• **Problem details**: Copy every line of the listing that holds the string "search".

• **Data lines**:

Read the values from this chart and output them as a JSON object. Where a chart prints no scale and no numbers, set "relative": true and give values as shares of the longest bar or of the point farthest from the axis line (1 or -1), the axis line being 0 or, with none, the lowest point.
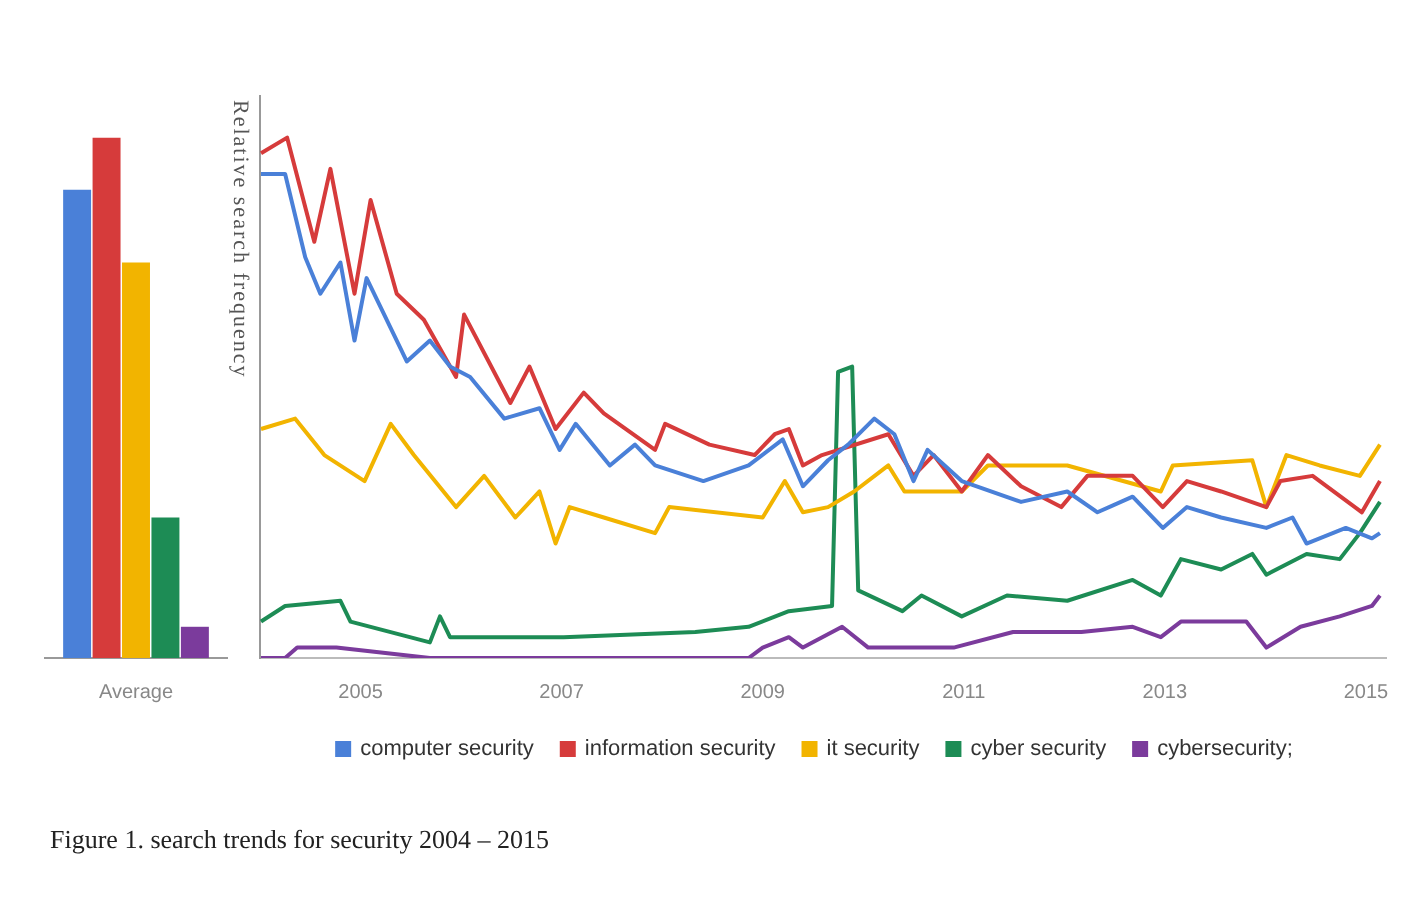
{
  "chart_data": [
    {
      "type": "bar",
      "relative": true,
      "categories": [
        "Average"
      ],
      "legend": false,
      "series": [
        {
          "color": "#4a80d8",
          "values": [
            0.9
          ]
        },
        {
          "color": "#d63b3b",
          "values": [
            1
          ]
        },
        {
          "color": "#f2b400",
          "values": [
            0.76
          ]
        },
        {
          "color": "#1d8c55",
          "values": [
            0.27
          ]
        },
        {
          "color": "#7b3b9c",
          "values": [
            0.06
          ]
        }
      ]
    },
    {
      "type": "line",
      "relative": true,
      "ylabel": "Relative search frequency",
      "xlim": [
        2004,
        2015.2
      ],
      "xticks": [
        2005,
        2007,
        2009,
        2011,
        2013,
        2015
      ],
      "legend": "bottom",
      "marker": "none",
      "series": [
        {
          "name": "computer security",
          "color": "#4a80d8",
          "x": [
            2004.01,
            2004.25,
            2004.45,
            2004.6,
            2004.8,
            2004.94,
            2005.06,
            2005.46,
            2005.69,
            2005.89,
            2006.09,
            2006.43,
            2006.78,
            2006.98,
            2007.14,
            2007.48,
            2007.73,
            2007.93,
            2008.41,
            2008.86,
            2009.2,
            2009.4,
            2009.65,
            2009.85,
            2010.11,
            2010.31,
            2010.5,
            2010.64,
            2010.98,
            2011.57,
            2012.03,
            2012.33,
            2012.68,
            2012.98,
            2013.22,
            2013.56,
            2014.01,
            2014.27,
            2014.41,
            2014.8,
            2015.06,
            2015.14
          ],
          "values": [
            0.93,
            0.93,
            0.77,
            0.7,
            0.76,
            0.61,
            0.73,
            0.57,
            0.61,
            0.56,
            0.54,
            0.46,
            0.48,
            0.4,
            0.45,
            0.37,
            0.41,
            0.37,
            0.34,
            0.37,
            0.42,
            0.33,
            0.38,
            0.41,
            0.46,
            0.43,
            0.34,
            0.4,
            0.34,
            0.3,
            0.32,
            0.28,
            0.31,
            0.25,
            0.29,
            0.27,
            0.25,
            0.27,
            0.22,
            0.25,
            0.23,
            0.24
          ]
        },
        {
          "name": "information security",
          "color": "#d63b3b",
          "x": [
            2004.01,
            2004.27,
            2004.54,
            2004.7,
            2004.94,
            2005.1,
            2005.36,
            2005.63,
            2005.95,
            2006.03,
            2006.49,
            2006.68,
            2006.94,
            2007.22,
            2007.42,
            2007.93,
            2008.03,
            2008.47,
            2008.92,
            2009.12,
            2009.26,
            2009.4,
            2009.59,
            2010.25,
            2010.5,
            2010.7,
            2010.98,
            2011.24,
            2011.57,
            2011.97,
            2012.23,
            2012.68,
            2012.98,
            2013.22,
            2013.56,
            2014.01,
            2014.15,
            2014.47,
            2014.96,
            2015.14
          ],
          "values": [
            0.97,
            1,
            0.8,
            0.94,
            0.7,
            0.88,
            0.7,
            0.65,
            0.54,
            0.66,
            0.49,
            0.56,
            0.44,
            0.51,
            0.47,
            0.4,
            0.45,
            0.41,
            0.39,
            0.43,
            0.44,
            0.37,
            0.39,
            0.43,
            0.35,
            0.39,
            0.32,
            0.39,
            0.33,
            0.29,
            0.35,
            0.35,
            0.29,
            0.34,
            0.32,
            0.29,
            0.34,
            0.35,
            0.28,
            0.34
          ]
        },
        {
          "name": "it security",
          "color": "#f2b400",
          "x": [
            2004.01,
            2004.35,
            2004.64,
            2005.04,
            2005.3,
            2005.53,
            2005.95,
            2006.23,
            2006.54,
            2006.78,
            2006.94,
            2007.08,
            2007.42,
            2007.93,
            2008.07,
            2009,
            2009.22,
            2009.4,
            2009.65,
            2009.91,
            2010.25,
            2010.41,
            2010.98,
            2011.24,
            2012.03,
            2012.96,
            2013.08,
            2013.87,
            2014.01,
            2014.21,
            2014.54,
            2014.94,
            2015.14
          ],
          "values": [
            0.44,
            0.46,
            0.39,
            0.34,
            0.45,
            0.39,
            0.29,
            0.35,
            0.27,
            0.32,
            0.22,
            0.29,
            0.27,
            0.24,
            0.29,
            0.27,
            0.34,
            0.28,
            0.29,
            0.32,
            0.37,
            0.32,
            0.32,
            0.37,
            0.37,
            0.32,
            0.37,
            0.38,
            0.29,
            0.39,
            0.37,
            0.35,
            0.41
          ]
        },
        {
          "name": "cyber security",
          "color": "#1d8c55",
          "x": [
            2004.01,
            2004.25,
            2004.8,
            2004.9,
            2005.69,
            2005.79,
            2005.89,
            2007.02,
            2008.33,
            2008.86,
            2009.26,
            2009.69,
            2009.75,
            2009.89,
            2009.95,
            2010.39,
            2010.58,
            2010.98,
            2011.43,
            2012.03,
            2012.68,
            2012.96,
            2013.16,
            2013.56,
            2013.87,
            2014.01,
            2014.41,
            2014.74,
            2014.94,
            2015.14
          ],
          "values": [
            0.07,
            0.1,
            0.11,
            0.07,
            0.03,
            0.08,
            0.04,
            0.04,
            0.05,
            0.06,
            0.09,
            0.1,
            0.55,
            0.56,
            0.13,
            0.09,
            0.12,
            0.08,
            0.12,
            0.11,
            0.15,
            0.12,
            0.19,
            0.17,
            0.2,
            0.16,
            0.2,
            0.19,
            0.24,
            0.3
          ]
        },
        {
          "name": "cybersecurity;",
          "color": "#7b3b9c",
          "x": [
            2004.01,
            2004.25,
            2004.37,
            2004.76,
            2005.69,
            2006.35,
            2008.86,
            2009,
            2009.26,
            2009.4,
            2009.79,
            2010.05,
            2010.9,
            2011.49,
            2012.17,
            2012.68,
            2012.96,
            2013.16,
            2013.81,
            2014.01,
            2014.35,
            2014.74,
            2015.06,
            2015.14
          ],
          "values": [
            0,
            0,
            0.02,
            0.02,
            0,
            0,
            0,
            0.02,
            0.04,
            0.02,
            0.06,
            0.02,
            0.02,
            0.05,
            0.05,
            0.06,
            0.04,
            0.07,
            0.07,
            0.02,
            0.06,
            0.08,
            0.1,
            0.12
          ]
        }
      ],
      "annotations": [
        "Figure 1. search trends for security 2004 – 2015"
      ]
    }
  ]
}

• **Reply**:
      "ylabel": "Relative search frequency",
        "Figure 1. search trends for security 2004 – 2015"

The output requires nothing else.